▸ What is being asked:
Repeat every line of the data exactly, but not the pictures.

▸ Data for the task:

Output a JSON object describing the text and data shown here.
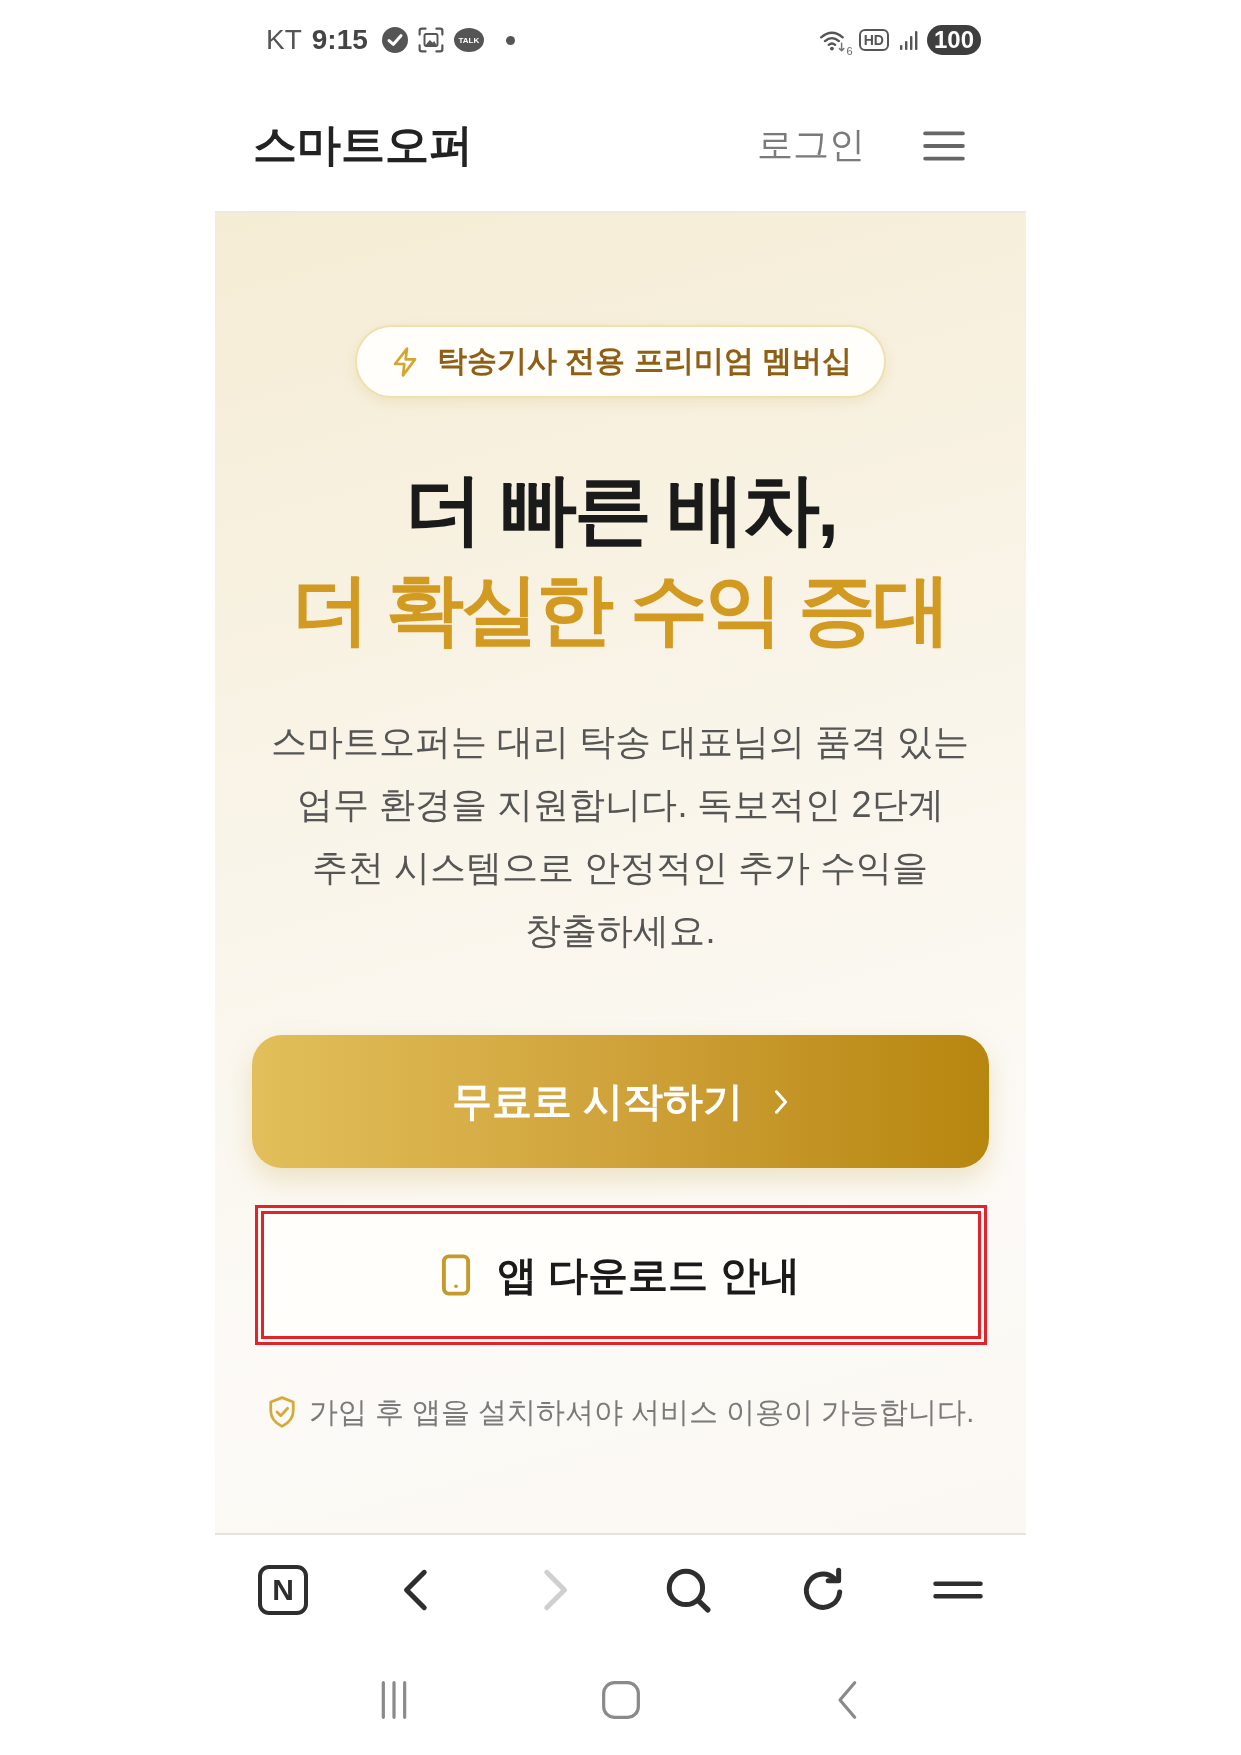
{
  "status_bar": {
    "carrier": "KT",
    "time": "9:15",
    "notifications": [
      {
        "kind": "check"
      },
      {
        "kind": "screenshot"
      },
      {
        "kind": "talk",
        "label": "TALK"
      },
      {
        "kind": "dot"
      }
    ],
    "wifi_label": "6",
    "hd_label": "HD",
    "battery": "100"
  },
  "header": {
    "logo": "스마트오퍼",
    "login": "로그인"
  },
  "hero": {
    "badge": "탁송기사 전용 프리미엄 멤버십",
    "headline": [
      {
        "text": "더 빠른 배차,",
        "accent": false
      },
      {
        "text": "더 확실한 수익 증대",
        "accent": true
      }
    ],
    "description": "스마트오퍼는 대리 탁송 대표님의 품격 있는\n업무 환경을 지원합니다. 독보적인 2단계\n추천 시스템으로 안정적인 추가 수익을\n창출하세요.",
    "primary_button": {
      "label": "무료로 시작하기"
    },
    "download_button": {
      "label": "앱 다운로드 안내",
      "highlighted": true
    },
    "notice": "가입 후 앱을 설치하셔야 서비스 이용이 가능합니다."
  },
  "browser_toolbar": [
    {
      "kind": "n-box",
      "label": "N",
      "disabled": false
    },
    {
      "kind": "back",
      "disabled": false
    },
    {
      "kind": "forward",
      "disabled": true
    },
    {
      "kind": "search",
      "disabled": false
    },
    {
      "kind": "reload",
      "disabled": false
    },
    {
      "kind": "menu",
      "disabled": false
    }
  ],
  "system_nav": [
    {
      "kind": "recents"
    },
    {
      "kind": "home"
    },
    {
      "kind": "back"
    }
  ]
}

▸ Result of the exercise:
Output a JSON object describing the text and data shown here.
{
  "status_bar": {
    "carrier": "KT",
    "time": "9:15",
    "notifications": [
      {
        "kind": "check"
      },
      {
        "kind": "screenshot"
      },
      {
        "kind": "talk",
        "label": "TALK"
      },
      {
        "kind": "dot"
      }
    ],
    "wifi_label": "6",
    "hd_label": "HD",
    "battery": "100"
  },
  "header": {
    "logo": "스마트오퍼",
    "login": "로그인"
  },
  "hero": {
    "badge": "탁송기사 전용 프리미엄 멤버십",
    "headline": [
      {
        "text": "더 빠른 배차,",
        "accent": false
      },
      {
        "text": "더 확실한 수익 증대",
        "accent": true
      }
    ],
    "description": "스마트오퍼는 대리 탁송 대표님의 품격 있는\n업무 환경을 지원합니다. 독보적인 2단계\n추천 시스템으로 안정적인 추가 수익을\n창출하세요.",
    "primary_button": {
      "label": "무료로 시작하기"
    },
    "download_button": {
      "label": "앱 다운로드 안내",
      "highlighted": true
    },
    "notice": "가입 후 앱을 설치하셔야 서비스 이용이 가능합니다."
  },
  "browser_toolbar": [
    {
      "kind": "n-box",
      "label": "N",
      "disabled": false
    },
    {
      "kind": "back",
      "disabled": false
    },
    {
      "kind": "forward",
      "disabled": true
    },
    {
      "kind": "search",
      "disabled": false
    },
    {
      "kind": "reload",
      "disabled": false
    },
    {
      "kind": "menu",
      "disabled": false
    }
  ],
  "system_nav": [
    {
      "kind": "recents"
    },
    {
      "kind": "home"
    },
    {
      "kind": "back"
    }
  ]
}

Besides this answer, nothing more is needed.